WRITTEN TASK: The complete listing should be restated exactly.

RECORDS TO USE:
++++++++++

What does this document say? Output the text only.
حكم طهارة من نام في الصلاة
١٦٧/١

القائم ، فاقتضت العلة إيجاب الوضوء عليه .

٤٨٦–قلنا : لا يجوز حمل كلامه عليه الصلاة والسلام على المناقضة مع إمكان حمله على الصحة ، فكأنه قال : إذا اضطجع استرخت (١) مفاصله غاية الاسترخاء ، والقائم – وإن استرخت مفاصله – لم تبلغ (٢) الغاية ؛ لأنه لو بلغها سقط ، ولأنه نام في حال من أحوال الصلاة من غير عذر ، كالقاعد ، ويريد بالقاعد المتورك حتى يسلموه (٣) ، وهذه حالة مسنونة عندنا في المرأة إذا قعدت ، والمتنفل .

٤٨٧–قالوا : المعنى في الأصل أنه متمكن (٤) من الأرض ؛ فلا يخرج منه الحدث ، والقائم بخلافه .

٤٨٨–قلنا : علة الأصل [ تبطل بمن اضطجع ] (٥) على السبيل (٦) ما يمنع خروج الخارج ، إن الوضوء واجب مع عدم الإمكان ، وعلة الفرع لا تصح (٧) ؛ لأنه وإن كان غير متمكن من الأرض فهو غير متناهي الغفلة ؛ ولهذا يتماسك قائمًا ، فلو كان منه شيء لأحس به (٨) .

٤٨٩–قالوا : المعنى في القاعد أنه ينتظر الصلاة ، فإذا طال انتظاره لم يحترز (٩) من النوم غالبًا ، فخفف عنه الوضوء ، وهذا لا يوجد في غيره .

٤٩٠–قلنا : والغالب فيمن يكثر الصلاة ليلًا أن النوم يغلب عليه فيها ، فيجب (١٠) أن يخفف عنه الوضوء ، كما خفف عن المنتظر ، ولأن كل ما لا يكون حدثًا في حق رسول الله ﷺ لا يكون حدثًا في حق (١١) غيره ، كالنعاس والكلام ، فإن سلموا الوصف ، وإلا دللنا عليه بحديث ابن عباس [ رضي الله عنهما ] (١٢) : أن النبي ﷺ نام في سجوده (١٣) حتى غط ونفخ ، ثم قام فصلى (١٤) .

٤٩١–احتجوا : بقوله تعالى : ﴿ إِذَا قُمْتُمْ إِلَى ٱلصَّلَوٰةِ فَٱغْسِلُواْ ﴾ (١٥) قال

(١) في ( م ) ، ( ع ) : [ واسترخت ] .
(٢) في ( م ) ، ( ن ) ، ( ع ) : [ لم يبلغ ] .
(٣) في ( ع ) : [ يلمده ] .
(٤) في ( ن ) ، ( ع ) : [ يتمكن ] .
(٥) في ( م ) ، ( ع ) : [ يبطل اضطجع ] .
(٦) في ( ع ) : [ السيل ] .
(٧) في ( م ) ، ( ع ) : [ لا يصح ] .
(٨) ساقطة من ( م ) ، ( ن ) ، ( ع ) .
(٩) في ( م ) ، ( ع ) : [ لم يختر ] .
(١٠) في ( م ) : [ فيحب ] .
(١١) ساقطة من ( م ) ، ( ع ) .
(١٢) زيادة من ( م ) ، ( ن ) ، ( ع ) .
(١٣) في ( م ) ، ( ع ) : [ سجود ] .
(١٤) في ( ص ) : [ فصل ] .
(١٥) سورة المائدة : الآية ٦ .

++++++++++

THE ANSWER:
What does this document say? Output the text only.
حكم طهارة من نام في الصلاة
١٦٧/١

القائم ، فاقتضت العلة إيجاب الوضوء عليه .

٤٨٦–قلنا : لا يجوز حمل كلامه عليه الصلاة والسلام على المناقضة مع إمكان حمله على الصحة ، فكأنه قال : إذا اضطجع استرخت (١) مفاصله غاية الاسترخاء ، والقائم – وإن استرخت مفاصله – لم تبلغ (٢) الغاية ؛ لأنه لو بلغها سقط ، ولأنه نام في حال من أحوال الصلاة من غير عذر ، كالقاعد ، ويريد بالقاعد المتورك حتى يسلموه (٣) ، وهذه حالة مسنونة عندنا في المرأة إذا قعدت ، والمتنفل .

٤٨٧–قالوا : المعنى في الأصل أنه متمكن (٤) من الأرض ؛ فلا يخرج منه الحدث ، والقائم بخلافه .

٤٨٨–قلنا : علة الأصل [ تبطل بمن اضطجع ] (٥) على السبيل (٦) ما يمنع خروج الخارج ، إن الوضوء واجب مع عدم الإمكان ، وعلة الفرع لا تصح (٧) ؛ لأنه وإن كان غير متمكن من الأرض فهو غير متناهي الغفلة ؛ ولهذا يتماسك قائمًا ، فلو كان منه شيء لأحس به (٨) .

٤٨٩–قالوا : المعنى في القاعد أنه ينتظر الصلاة ، فإذا طال انتظاره لم يحترز (٩) من النوم غالبًا ، فخفف عنه الوضوء ، وهذا لا يوجد في غيره .

٤٩٠–قلنا : والغالب فيمن يكثر الصلاة ليلًا أن النوم يغلب عليه فيها ، فيجب (١٠) أن يخفف عنه الوضوء ، كما خفف عن المنتظر ، ولأن كل ما لا يكون حدثًا في حق رسول الله ﷺ لا يكون حدثًا في حق (١١) غيره ، كالنعاس والكلام ، فإن سلموا الوصف ، وإلا دللنا عليه بحديث ابن عباس [ رضي الله عنهما ] (١٢) : أن النبي ﷺ نام في سجوده (١٣) حتى غط ونفخ ، ثم قام فصلى (١٤) .

٤٩١–احتجوا : بقوله تعالى : ﴿ إِذَا قُمْتُمْ إِلَى ٱلصَّلَوٰةِ فَٱغْسِلُواْ ﴾ (١٥) قال

(١) في ( م ) ، ( ع ) : [ واسترخت ] .
(٢) في ( م ) ، ( ن ) ، ( ع ) : [ لم يبلغ ] .
(٣) في ( ع ) : [ يلمده ] .
(٤) في ( ن ) ، ( ع ) : [ يتمكن ] .
(٥) في ( م ) ، ( ع ) : [ يبطل اضطجع ] .
(٦) في ( ع ) : [ السيل ] .
(٧) في ( م ) ، ( ع ) : [ لا يصح ] .
(٨) ساقطة من ( م ) ، ( ن ) ، ( ع ) .
(٩) في ( م ) ، ( ع ) : [ لم يختر ] .
(١٠) في ( م ) : [ فيحب ] .
(١١) ساقطة من ( م ) ، ( ع ) .
(١٢) زيادة من ( م ) ، ( ن ) ، ( ع ) .
(١٣) في ( م ) ، ( ع ) : [ سجود ] .
(١٤) في ( ص ) : [ فصل ] .
(١٥) سورة المائدة : الآية ٦ .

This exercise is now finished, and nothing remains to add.